- _What is needed_
Copy every one of the entries below verbatim, keeping each line unchanged.

- _Raw records_
----------------------------------------

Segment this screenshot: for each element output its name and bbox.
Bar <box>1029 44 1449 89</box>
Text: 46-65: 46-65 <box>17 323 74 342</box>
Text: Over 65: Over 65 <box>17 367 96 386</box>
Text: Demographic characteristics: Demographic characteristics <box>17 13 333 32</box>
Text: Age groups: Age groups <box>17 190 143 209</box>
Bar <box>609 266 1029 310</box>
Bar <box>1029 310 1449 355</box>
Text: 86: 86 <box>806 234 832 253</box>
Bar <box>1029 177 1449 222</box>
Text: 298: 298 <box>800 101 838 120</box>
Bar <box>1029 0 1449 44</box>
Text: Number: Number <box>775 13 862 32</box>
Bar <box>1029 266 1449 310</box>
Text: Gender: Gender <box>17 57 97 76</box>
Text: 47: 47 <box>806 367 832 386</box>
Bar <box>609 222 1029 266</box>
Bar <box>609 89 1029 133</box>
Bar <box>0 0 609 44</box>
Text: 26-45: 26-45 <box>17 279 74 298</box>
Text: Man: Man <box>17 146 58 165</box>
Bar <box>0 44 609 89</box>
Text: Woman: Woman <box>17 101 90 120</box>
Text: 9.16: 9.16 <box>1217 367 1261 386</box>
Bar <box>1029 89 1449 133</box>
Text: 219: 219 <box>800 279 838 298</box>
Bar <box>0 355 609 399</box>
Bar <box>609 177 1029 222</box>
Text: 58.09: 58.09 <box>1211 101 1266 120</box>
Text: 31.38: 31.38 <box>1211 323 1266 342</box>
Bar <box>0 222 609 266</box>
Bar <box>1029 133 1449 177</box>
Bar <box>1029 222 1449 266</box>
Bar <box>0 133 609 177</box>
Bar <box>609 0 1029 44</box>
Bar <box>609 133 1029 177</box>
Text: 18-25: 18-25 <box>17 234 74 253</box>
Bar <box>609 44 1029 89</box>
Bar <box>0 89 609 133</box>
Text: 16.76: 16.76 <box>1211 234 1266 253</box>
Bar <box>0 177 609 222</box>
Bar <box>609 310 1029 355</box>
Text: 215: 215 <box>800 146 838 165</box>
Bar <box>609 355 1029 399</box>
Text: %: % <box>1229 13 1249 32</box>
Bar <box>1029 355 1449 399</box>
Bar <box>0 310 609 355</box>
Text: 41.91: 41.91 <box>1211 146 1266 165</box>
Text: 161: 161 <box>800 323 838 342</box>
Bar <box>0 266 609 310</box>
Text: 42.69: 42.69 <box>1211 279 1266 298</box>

----------------------------------------

- _The completed task_
Segment this screenshot: for each element output its name and bbox.
Bar <box>1029 44 1449 89</box>
Text: 46-65: 46-65 <box>17 323 74 342</box>
Text: Over 65: Over 65 <box>17 367 96 386</box>
Text: Demographic characteristics: Demographic characteristics <box>17 13 333 32</box>
Text: Age groups: Age groups <box>17 190 143 209</box>
Bar <box>609 266 1029 310</box>
Bar <box>1029 310 1449 355</box>
Text: 86: 86 <box>806 234 832 253</box>
Bar <box>1029 177 1449 222</box>
Text: 298: 298 <box>800 101 838 120</box>
Bar <box>1029 0 1449 44</box>
Text: Number: Number <box>775 13 862 32</box>
Bar <box>1029 266 1449 310</box>
Text: Gender: Gender <box>17 57 97 76</box>
Text: 47: 47 <box>806 367 832 386</box>
Bar <box>609 222 1029 266</box>
Bar <box>609 89 1029 133</box>
Bar <box>0 0 609 44</box>
Text: 26-45: 26-45 <box>17 279 74 298</box>
Text: Man: Man <box>17 146 58 165</box>
Bar <box>0 44 609 89</box>
Text: Woman: Woman <box>17 101 90 120</box>
Text: 9.16: 9.16 <box>1217 367 1261 386</box>
Bar <box>1029 89 1449 133</box>
Text: 219: 219 <box>800 279 838 298</box>
Bar <box>0 355 609 399</box>
Bar <box>609 177 1029 222</box>
Text: 58.09: 58.09 <box>1211 101 1266 120</box>
Text: 31.38: 31.38 <box>1211 323 1266 342</box>
Bar <box>0 222 609 266</box>
Bar <box>1029 133 1449 177</box>
Bar <box>1029 222 1449 266</box>
Bar <box>0 133 609 177</box>
Bar <box>609 0 1029 44</box>
Bar <box>609 133 1029 177</box>
Text: 18-25: 18-25 <box>17 234 74 253</box>
Bar <box>609 44 1029 89</box>
Bar <box>0 89 609 133</box>
Text: 16.76: 16.76 <box>1211 234 1266 253</box>
Bar <box>0 177 609 222</box>
Bar <box>609 310 1029 355</box>
Text: 215: 215 <box>800 146 838 165</box>
Bar <box>609 355 1029 399</box>
Text: %: % <box>1229 13 1249 32</box>
Bar <box>1029 355 1449 399</box>
Bar <box>0 310 609 355</box>
Text: 41.91: 41.91 <box>1211 146 1266 165</box>
Text: 161: 161 <box>800 323 838 342</box>
Bar <box>0 266 609 310</box>
Text: 42.69: 42.69 <box>1211 279 1266 298</box>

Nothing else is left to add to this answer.